Schreiben Sie aus dem Ausgangstext die Stelle von „Rezept zum Abbau“ bis einschließlich „nicht restlos zufrieden.“ wortgetreu ab.

## Ausgangstext:
◆ ◆ ◆ ◆ ◆
Rezept zum Abbau globaler Ungleicheit
Ich will mich ja nicht drücken vor der Verantwortung, aber für meinen Geburtsort Wels in Oberösterreich konnte ich beim besten Willen nichts. Selbstverständlich war ich als Heranwachsende damit auch nicht restlos zufrieden.
Heute weiß ich, dass ich ein Glückskind bin. In der Lotterie des Lebens ist mir eine Staatsbürgerschaft zugefallen, die im Quality of Nationality Index auf Platz sechs liegt, während meine Altersgenossen, die ich kürzlich bei einer Reportage in Uganda kennengelernt habe, einen Pass in Händen halten, der im Mittelfeld rangiert (Platz 134) – und das auch nur, weil sie damit in Afrika halbwegs herumkommen, aber nicht darüber hinaus. Meine Reisepapiere sind wertvoll, ihre weniger; und weder ich noch sie haben das in einem irdischen Gerechtigkeitssinn „verdient“.
Das könnte man mit schicksalsergebenem Achselzucken abtun, wären die Auswirkungen nicht enorm. Mehr noch als die soziale Klasse bestimmt der Geburtsort über Lebenschancen, wie der Weltbank-Ökonom Branko Milanovic aufgezeigt hat. Sein Befund läuft darauf hinaus, dass ein armer Mensch in einem reichen Land, das eine tadellose Infrastruktur und soziale Sicherheit bietet, immer noch besser dran ist als ein reicher Mensch in einem armen Land.
Entsprechend hoch werden die Staatsbürgerschaften der bevorzugten Destinationen gehandelt. Österreich gehört zu den Preistreibern. Wer hier regulär eingebürgert wird, darf in der Regel keinen zweiten Pass besitzen. Dieser Umstand ist symbolisch so stark aufgeladen, dass es dem Außenminister angesichts demonstrierender Türken in Wien schon einmal einfallen kann, das Verbot von Doppelstaatsbürgerschaften zu fordern, das es ohnedies schon gibt. Auch die finanziellen Hürden sind beträchtlich. Zwei von drei heimischen Arbeiterinnen würden an den Einkommensgrenzen scheitern.
◆ ◆ ◆ ◆ ◆
## Bereitgestelltes Material:
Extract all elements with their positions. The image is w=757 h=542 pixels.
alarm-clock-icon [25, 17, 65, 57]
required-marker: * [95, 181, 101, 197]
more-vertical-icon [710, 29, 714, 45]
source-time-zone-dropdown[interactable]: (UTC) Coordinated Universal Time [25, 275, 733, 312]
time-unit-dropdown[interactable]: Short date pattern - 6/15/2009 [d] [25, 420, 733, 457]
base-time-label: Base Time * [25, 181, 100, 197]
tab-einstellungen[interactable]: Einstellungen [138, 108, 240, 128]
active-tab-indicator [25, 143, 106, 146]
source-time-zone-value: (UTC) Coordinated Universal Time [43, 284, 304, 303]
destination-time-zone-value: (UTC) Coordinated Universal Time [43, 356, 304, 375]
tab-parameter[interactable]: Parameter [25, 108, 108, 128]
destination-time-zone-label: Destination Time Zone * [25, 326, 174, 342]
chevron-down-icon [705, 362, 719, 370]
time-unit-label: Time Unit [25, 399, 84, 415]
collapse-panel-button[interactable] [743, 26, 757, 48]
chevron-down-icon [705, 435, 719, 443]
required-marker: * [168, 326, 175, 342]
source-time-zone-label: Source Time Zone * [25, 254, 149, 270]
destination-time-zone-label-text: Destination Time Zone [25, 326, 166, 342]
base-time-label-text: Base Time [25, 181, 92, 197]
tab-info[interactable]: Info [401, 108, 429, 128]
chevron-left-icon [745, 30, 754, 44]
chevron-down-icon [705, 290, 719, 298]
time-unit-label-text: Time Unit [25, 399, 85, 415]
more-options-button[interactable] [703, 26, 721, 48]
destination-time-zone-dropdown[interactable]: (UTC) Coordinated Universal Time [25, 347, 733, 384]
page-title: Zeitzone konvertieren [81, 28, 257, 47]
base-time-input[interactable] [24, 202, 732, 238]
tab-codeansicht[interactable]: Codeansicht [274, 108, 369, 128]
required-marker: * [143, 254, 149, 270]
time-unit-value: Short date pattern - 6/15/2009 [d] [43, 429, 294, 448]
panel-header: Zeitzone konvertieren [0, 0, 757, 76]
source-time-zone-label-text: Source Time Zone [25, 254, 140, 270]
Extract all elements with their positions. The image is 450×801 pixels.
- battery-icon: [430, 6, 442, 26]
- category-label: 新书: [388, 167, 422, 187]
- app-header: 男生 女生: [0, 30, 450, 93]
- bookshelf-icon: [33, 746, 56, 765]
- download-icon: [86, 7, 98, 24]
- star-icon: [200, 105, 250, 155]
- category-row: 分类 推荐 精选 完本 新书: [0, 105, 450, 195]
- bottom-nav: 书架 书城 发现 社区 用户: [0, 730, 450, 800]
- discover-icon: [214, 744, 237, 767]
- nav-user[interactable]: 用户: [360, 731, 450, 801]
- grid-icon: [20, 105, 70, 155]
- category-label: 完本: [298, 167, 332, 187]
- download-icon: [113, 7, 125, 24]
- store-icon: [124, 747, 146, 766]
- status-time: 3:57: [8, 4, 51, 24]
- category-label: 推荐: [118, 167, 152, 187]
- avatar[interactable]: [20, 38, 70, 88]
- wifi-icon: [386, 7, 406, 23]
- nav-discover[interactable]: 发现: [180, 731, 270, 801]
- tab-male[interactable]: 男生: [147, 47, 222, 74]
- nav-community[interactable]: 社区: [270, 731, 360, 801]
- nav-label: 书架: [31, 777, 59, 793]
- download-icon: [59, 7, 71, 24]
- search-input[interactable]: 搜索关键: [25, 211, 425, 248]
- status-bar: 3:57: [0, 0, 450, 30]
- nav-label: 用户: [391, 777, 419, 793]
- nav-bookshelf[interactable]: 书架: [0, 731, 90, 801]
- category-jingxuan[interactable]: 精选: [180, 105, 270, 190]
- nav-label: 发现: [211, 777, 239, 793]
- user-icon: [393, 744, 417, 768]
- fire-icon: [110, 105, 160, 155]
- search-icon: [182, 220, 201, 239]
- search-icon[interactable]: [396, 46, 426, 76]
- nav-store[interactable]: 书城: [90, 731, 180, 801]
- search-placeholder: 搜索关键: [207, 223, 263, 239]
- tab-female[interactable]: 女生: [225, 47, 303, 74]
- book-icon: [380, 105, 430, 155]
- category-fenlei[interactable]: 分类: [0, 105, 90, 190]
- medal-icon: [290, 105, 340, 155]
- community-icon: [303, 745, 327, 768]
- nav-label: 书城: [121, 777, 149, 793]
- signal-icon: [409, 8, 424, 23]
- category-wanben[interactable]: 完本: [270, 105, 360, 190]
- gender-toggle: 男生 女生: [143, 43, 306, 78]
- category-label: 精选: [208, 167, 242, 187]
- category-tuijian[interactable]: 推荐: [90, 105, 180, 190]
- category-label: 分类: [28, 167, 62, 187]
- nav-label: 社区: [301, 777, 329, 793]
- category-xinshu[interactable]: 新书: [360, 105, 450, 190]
◆ ◆ ◆ ◆ ◆
## Lösung:
Rezept zum Abbau globaler Ungleicheit
Ich will mich ja nicht drücken vor der Verantwortung, aber für meinen Geburtsort Wels in Oberösterreich konnte ich beim besten Willen nichts. Selbstverständlich war ich als Heranwachsende damit auch nicht restlos zufrieden.